(Saved entries)
####################

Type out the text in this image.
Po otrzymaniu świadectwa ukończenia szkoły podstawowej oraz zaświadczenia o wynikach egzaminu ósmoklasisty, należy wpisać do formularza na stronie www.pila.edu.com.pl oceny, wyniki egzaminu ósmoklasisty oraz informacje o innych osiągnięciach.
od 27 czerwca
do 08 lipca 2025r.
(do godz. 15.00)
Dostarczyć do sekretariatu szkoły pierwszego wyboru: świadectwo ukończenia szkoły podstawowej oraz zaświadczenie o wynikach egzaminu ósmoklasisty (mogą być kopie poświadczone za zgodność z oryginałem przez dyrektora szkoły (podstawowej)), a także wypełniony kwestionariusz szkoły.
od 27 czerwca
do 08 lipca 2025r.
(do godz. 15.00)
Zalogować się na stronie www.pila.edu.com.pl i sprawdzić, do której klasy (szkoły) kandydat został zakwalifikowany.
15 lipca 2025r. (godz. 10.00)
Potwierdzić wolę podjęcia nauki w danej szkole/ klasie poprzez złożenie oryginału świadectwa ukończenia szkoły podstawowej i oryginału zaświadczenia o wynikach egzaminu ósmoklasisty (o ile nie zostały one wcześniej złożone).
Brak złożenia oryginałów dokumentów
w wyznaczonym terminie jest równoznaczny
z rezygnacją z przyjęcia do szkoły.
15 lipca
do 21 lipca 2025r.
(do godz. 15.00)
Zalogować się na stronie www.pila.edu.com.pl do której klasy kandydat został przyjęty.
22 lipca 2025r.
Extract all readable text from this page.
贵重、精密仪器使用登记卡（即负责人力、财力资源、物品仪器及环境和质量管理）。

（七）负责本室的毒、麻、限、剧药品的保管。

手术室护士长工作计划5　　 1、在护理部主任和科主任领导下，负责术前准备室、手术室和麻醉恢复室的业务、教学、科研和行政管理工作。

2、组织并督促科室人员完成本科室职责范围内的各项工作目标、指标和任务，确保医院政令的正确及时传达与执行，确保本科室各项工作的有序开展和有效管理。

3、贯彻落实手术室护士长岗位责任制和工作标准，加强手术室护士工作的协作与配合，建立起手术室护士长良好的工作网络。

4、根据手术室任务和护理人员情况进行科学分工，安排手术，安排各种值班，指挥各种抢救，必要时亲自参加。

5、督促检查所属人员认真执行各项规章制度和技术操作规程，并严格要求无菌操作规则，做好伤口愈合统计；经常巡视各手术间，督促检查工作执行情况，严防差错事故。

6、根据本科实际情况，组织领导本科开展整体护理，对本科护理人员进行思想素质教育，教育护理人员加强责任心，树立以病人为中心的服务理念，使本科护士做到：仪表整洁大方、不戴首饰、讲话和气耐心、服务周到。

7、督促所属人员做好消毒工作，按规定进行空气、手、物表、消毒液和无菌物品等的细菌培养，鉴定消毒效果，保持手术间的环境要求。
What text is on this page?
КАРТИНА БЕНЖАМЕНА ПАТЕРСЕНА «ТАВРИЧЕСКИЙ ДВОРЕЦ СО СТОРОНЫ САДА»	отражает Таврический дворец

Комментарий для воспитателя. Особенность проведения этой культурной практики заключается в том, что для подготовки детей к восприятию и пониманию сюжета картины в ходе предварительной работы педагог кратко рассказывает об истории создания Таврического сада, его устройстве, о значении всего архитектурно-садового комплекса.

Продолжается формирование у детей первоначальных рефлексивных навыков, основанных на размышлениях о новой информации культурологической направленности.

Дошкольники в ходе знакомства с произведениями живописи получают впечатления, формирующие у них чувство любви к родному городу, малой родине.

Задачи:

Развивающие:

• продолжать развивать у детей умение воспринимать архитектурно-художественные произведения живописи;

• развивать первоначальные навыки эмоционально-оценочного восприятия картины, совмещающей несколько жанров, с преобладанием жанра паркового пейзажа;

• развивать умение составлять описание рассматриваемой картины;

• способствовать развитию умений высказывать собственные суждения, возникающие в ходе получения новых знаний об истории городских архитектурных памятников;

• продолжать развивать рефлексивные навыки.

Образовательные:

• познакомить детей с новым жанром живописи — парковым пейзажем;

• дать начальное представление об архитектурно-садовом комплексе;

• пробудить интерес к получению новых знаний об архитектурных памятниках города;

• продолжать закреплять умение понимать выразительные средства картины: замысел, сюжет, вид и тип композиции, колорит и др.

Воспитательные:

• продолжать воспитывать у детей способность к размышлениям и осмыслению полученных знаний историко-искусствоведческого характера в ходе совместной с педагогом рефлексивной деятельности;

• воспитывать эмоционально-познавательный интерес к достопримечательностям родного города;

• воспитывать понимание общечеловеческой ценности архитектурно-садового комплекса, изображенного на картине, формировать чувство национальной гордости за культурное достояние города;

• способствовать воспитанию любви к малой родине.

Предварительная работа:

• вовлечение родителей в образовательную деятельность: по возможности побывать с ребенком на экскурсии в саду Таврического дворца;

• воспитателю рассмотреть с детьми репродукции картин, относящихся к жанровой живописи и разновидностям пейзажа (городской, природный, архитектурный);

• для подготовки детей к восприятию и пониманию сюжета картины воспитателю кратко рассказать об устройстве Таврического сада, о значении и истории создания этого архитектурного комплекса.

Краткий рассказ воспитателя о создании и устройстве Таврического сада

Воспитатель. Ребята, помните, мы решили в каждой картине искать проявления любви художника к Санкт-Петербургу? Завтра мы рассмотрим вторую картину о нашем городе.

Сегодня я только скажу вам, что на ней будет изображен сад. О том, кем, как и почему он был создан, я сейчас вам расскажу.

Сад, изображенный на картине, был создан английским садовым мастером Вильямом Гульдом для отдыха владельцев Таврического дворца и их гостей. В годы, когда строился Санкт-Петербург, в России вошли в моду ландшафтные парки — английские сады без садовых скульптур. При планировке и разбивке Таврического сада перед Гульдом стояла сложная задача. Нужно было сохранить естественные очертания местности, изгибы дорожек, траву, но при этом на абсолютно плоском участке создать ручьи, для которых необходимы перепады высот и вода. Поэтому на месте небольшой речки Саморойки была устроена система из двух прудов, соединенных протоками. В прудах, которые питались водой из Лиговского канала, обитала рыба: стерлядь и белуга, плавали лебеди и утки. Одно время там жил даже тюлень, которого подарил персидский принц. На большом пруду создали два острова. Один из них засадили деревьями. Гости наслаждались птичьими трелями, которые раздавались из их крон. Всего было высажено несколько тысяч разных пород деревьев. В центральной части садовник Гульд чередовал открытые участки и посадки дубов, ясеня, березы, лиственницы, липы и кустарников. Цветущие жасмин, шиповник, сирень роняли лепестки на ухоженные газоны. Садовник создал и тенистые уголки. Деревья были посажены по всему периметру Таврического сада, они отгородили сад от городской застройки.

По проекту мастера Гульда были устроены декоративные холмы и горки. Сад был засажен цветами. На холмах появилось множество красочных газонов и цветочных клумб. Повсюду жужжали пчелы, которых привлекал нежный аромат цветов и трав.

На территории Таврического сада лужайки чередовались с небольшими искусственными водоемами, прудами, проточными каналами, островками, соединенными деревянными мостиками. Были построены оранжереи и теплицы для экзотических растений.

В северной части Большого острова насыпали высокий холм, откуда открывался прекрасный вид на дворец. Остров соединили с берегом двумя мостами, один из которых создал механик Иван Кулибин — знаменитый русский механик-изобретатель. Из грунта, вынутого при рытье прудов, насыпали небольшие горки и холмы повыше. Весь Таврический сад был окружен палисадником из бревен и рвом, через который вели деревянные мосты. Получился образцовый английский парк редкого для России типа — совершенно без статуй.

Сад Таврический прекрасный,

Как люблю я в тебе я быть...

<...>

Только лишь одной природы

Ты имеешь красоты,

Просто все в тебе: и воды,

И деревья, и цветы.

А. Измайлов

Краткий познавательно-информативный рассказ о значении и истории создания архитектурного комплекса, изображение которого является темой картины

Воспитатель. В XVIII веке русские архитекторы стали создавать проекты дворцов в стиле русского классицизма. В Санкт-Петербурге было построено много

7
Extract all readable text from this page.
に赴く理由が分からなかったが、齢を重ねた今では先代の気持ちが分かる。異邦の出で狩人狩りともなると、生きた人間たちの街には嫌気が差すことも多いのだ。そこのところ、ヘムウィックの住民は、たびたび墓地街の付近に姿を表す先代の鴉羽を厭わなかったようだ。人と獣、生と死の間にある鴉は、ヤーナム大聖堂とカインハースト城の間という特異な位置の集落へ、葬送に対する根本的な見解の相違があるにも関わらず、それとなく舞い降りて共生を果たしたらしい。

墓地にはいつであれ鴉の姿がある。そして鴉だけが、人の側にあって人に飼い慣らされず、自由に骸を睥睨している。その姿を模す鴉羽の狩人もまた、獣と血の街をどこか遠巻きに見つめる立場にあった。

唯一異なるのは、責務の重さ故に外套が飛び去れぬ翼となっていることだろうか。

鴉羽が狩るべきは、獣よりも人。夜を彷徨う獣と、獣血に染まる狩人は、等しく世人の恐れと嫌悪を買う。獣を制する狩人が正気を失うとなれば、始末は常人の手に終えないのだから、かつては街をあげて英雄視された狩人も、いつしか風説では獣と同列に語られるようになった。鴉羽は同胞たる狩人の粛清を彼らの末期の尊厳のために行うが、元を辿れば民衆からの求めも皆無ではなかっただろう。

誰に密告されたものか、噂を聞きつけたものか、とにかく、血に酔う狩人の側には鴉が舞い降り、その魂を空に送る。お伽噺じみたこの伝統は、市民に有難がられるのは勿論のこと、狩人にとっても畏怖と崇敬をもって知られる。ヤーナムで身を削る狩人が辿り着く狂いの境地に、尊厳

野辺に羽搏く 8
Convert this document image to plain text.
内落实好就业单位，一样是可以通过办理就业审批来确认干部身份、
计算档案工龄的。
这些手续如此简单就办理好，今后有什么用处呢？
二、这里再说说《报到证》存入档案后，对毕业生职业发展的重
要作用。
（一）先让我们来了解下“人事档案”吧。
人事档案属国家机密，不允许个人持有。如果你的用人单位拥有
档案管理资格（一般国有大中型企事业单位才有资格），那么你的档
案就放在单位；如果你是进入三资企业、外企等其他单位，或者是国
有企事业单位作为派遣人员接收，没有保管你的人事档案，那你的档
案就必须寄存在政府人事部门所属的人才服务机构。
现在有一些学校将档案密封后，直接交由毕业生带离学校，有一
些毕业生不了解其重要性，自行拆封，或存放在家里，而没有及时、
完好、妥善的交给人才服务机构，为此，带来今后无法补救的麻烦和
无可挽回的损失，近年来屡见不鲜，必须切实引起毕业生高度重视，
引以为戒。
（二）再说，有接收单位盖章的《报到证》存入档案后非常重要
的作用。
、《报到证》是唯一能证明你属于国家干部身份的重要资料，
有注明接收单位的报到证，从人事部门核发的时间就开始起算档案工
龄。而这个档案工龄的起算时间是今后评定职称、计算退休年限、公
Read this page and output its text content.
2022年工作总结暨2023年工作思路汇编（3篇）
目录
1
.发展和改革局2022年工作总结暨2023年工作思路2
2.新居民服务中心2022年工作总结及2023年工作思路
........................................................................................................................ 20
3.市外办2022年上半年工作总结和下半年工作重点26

####################

■ **Required task**
Copy each line of the listing that includes "продолжать".

■ **Final result**
• продолжать развивать у детей умение воспринимать архитектурно-художественные произведения живописи;
• продолжать развивать рефлексивные навыки.
• продолжать закреплять умение понимать выразительные средства картины: замысел, сюжет, вид и тип композиции, колорит и др.
• продолжать воспитывать у детей способность к размышлениям и осмыслению полученных знаний историко-искусствоведческого характера в ходе совместной с педагогом рефлексивной деятельности;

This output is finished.